#### Material for this exercise:

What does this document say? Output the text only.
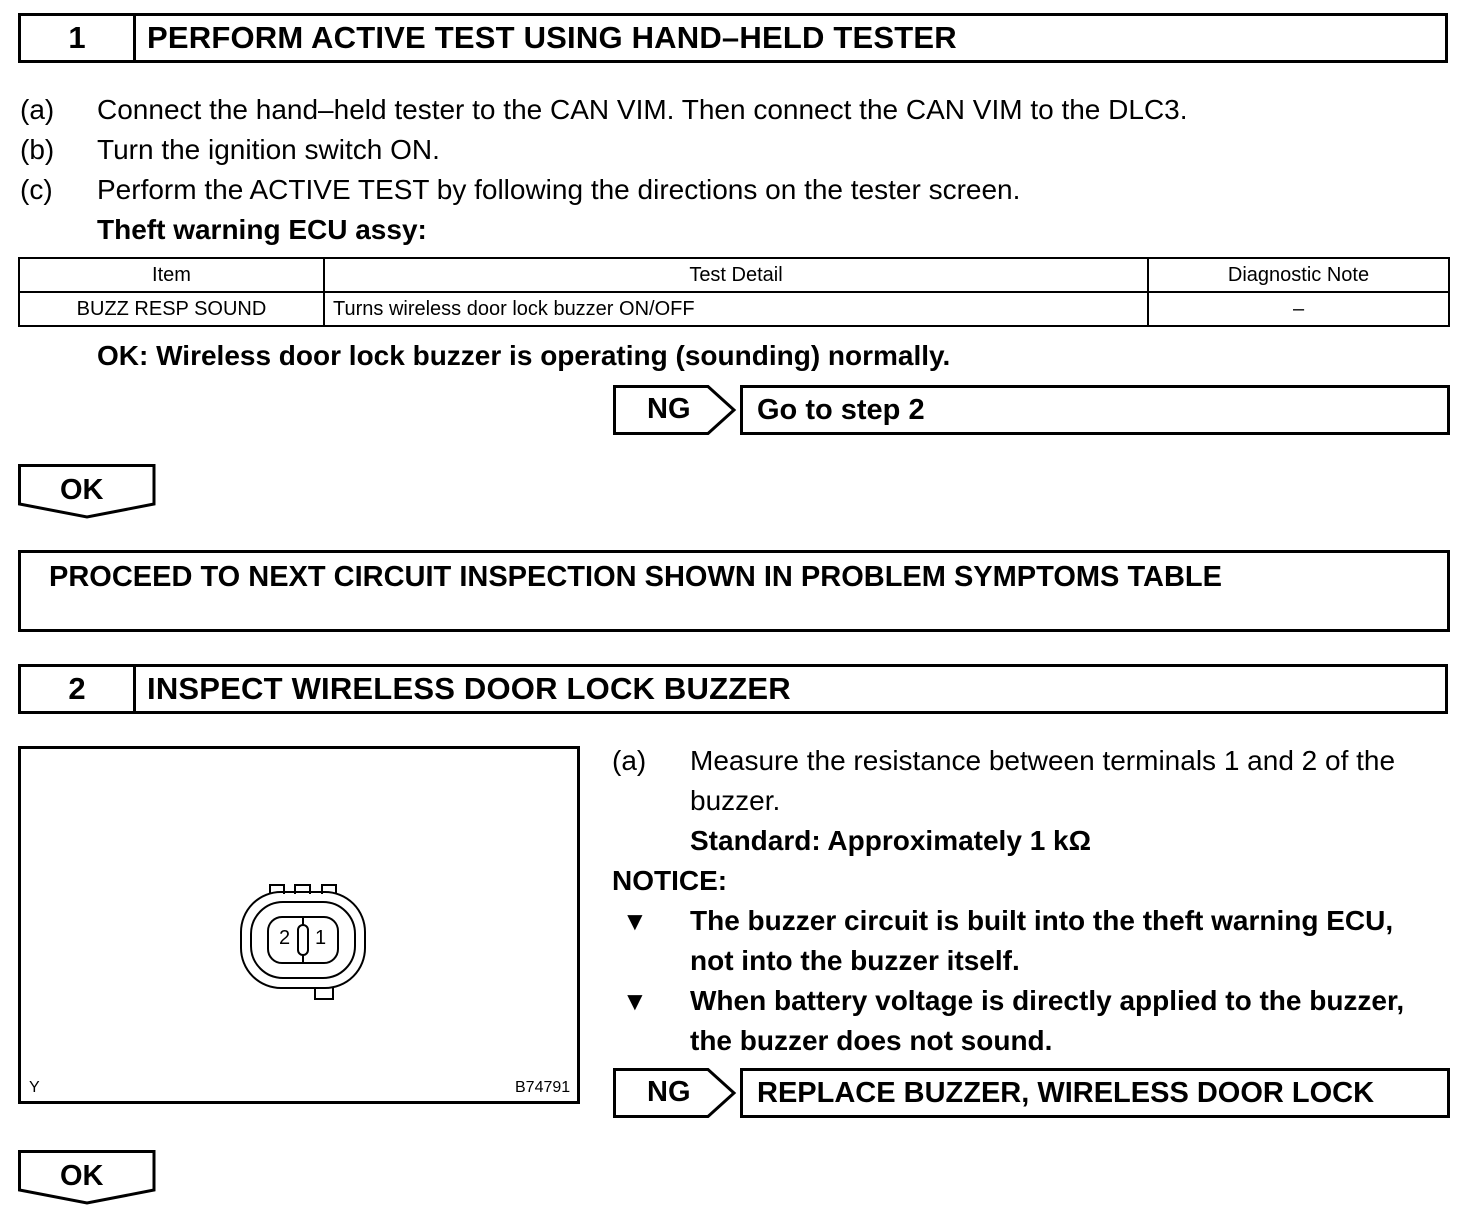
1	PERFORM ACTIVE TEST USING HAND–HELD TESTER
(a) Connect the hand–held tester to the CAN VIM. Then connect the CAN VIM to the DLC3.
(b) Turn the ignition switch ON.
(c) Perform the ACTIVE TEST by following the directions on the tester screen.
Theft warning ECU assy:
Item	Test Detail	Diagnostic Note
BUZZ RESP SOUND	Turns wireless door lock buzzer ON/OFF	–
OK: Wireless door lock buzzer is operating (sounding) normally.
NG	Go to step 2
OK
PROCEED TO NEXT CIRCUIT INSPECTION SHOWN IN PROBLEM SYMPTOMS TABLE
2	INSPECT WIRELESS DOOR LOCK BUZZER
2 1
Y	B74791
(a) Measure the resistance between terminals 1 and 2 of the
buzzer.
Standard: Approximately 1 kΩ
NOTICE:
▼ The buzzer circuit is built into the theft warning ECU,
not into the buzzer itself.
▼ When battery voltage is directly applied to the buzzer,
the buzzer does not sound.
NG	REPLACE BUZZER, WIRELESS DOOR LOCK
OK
---
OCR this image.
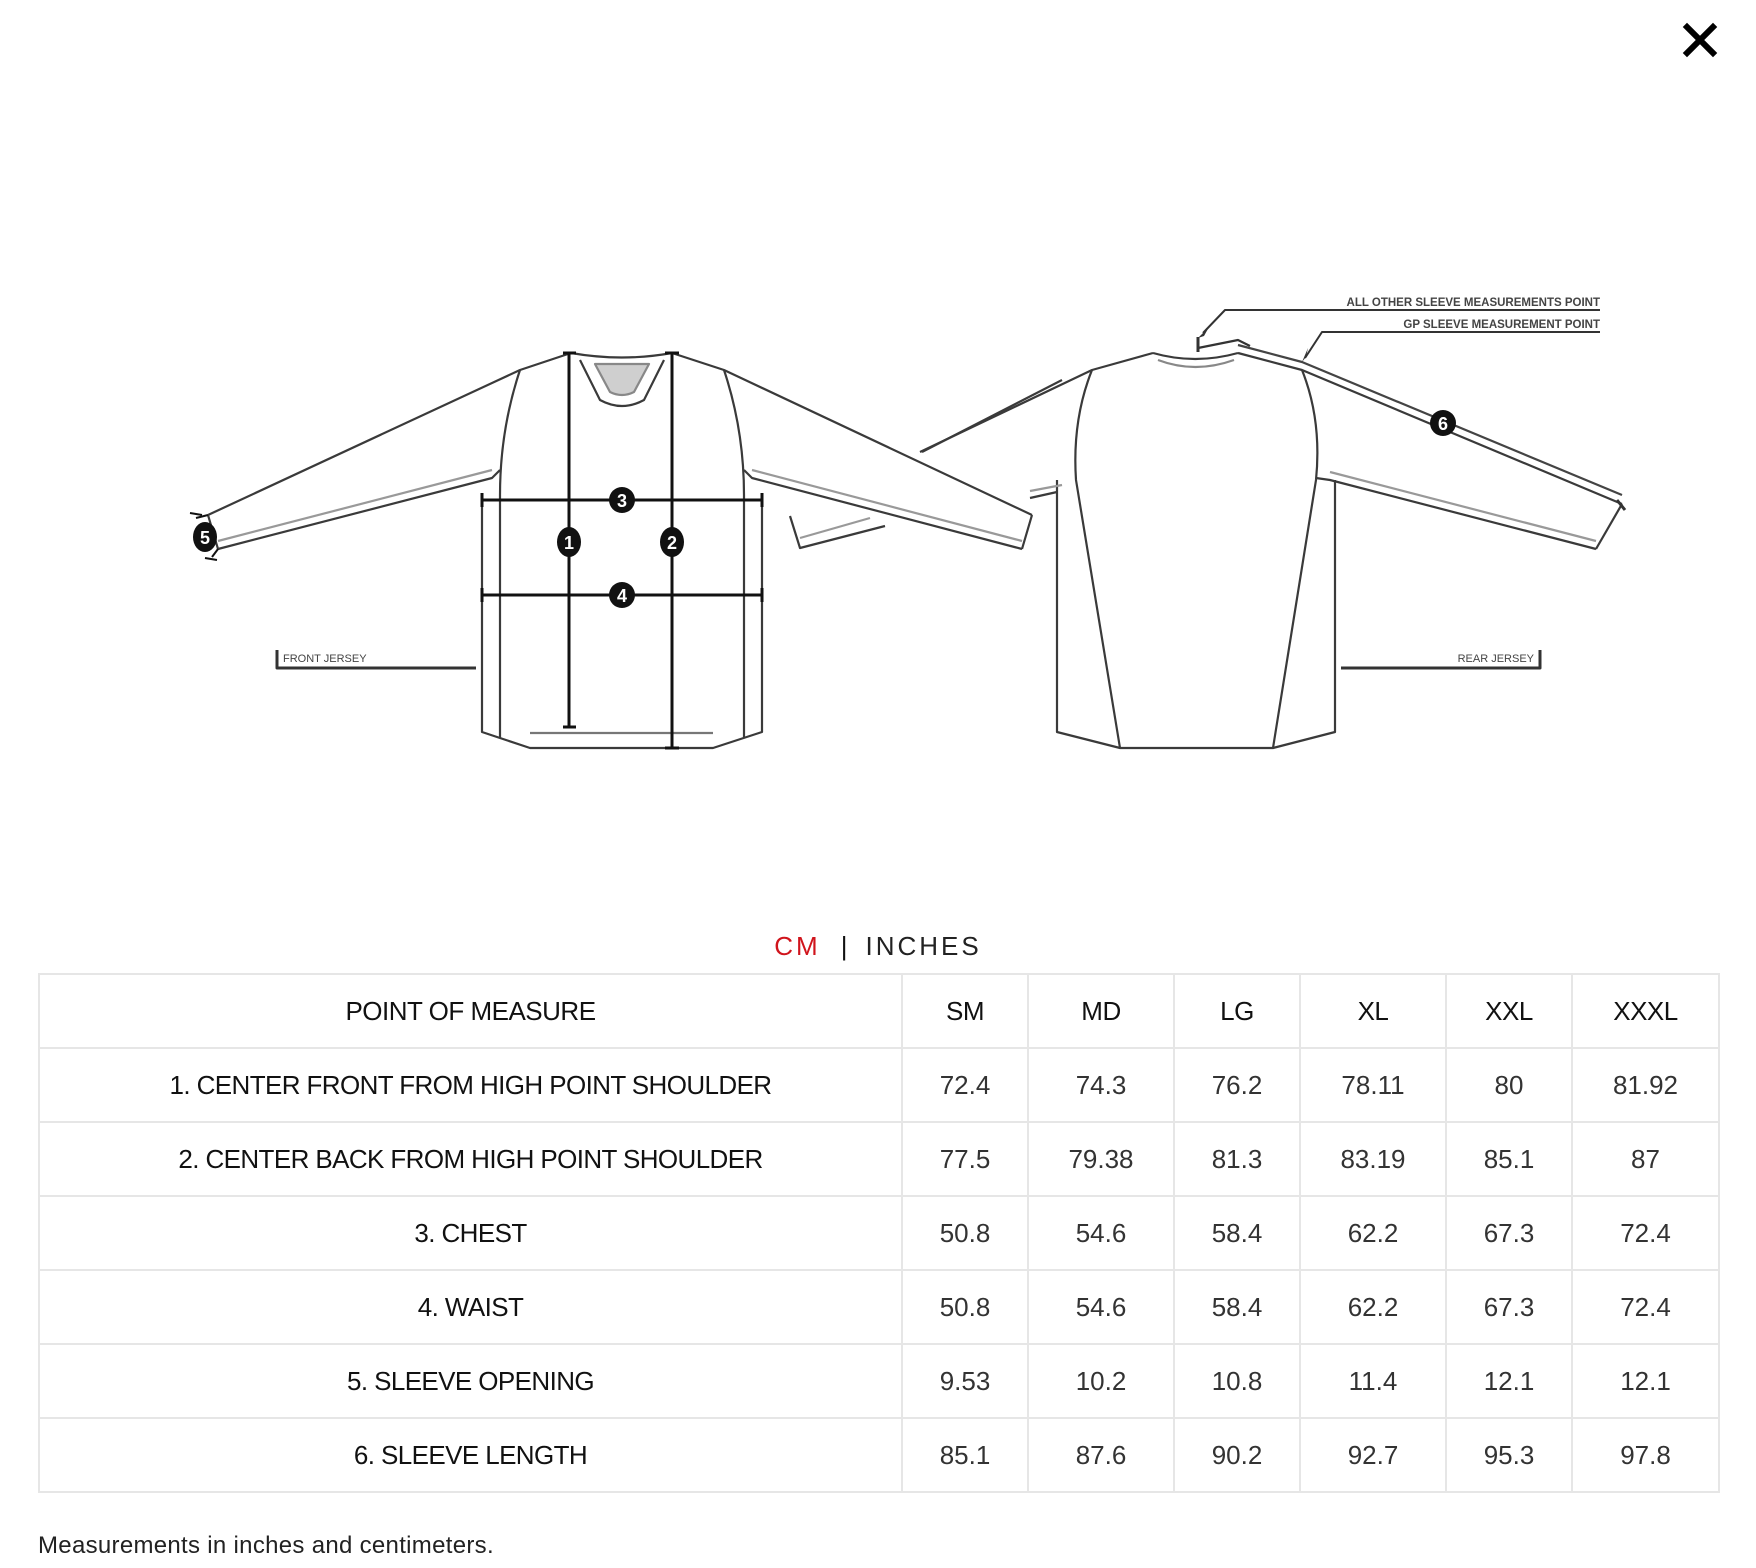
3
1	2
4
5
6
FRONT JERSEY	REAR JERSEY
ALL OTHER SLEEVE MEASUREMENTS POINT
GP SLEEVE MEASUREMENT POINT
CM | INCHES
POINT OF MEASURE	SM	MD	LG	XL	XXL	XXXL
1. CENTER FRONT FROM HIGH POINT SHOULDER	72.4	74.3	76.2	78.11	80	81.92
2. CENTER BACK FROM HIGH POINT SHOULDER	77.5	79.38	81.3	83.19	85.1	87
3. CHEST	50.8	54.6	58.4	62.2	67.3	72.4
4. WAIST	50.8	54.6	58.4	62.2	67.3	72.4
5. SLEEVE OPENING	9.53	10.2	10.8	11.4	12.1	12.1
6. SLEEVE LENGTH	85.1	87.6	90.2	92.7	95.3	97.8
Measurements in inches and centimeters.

#### Directions:
Which lines contain "SLEEVE"? Show each of them.

#### Exercise response:
ALL OTHER SLEEVE MEASUREMENTS POINT
GP SLEEVE MEASUREMENT POINT
5. SLEEVE OPENING	9.53	10.2	10.8	11.4	12.1	12.1
6. SLEEVE LENGTH	85.1	87.6	90.2	92.7	95.3	97.8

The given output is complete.